A run of records

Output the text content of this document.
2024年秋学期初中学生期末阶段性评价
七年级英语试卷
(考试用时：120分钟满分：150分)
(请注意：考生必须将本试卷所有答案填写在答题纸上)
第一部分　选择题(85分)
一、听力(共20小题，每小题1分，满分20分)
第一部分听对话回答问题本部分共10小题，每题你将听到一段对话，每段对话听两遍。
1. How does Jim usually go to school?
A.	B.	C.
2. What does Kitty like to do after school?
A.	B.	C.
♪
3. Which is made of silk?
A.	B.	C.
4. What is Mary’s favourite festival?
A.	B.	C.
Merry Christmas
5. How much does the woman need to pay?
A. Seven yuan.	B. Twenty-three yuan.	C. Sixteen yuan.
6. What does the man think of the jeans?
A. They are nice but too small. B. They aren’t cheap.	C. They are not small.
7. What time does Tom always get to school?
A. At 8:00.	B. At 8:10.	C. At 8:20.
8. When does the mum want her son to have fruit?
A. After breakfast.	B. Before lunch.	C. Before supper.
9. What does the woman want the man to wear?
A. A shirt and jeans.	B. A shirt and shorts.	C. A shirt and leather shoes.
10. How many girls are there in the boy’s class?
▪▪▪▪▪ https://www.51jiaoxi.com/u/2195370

> **Exercise**
How many of the lines in the listing above hold the word "school"? Report only that figure.

> **Answer to the exercise**
3